─── Input
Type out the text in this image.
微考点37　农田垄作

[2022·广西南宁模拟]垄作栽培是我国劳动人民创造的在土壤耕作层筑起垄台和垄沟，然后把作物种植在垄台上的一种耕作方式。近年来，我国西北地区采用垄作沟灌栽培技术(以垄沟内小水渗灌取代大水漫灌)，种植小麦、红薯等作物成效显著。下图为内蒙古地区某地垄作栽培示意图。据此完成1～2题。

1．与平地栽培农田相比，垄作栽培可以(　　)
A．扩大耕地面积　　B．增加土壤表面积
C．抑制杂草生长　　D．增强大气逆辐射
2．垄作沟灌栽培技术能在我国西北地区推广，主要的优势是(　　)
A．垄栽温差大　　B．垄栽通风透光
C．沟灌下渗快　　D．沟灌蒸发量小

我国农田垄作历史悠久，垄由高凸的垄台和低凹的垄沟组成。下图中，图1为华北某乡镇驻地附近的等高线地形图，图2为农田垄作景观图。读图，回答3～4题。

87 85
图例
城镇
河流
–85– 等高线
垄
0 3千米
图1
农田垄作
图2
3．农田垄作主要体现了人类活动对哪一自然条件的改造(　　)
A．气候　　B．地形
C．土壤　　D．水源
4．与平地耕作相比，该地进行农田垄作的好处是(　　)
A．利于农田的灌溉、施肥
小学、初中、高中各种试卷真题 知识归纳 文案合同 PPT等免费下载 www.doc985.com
──────
* _Stated task_
Copy every record exactly, with nothing added or dropped.

* _Reply_
Type out the text in this image.
微考点37　农田垄作

[2022·广西南宁模拟]垄作栽培是我国劳动人民创造的在土壤耕作层筑起垄台和垄沟，然后把作物种植在垄台上的一种耕作方式。近年来，我国西北地区采用垄作沟灌栽培技术(以垄沟内小水渗灌取代大水漫灌)，种植小麦、红薯等作物成效显著。下图为内蒙古地区某地垄作栽培示意图。据此完成1～2题。

1．与平地栽培农田相比，垄作栽培可以(　　)
A．扩大耕地面积　　B．增加土壤表面积
C．抑制杂草生长　　D．增强大气逆辐射
2．垄作沟灌栽培技术能在我国西北地区推广，主要的优势是(　　)
A．垄栽温差大　　B．垄栽通风透光
C．沟灌下渗快　　D．沟灌蒸发量小

我国农田垄作历史悠久，垄由高凸的垄台和低凹的垄沟组成。下图中，图1为华北某乡镇驻地附近的等高线地形图，图2为农田垄作景观图。读图，回答3～4题。

87 85
图例
城镇
河流
–85– 等高线
垄
0 3千米
图1
农田垄作
图2
3．农田垄作主要体现了人类活动对哪一自然条件的改造(　　)
A．气候　　B．地形
C．土壤　　D．水源
4．与平地耕作相比，该地进行农田垄作的好处是(　　)
A．利于农田的灌溉、施肥
小学、初中、高中各种试卷真题 知识归纳 文案合同 PPT等免费下载 www.doc985.com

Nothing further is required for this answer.